* DATA FOR PROCESSING *

—————

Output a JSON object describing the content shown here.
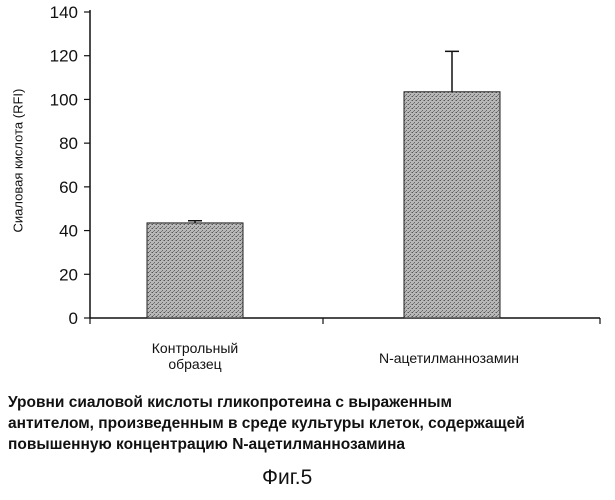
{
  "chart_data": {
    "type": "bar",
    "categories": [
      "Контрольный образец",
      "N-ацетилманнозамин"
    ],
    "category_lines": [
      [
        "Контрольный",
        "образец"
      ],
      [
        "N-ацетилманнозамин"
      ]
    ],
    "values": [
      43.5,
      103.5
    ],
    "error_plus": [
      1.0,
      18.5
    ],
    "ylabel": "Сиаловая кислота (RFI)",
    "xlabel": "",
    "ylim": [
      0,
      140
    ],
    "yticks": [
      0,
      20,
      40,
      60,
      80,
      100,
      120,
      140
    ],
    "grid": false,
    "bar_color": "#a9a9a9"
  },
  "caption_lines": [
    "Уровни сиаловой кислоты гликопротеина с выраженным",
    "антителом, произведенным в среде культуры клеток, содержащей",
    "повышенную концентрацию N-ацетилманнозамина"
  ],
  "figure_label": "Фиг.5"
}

—————

* DIRECTIVE *
Repeat all the data as it stands, dropping any images it holds.

* TASK SOLUTION *
Output a JSON object describing the content shown here.
{
  "chart_data": {
    "type": "bar",
    "categories": [
      "Контрольный образец",
      "N-ацетилманнозамин"
    ],
    "category_lines": [
      [
        "Контрольный",
        "образец"
      ],
      [
        "N-ацетилманнозамин"
      ]
    ],
    "values": [
      43.5,
      103.5
    ],
    "error_plus": [
      1.0,
      18.5
    ],
    "ylabel": "Сиаловая кислота (RFI)",
    "xlabel": "",
    "ylim": [
      0,
      140
    ],
    "yticks": [
      0,
      20,
      40,
      60,
      80,
      100,
      120,
      140
    ],
    "grid": false,
    "bar_color": "#a9a9a9"
  },
  "caption_lines": [
    "Уровни сиаловой кислоты гликопротеина с выраженным",
    "антителом, произведенным в среде культуры клеток, содержащей",
    "повышенную концентрацию N-ацетилманнозамина"
  ],
  "figure_label": "Фиг.5"
}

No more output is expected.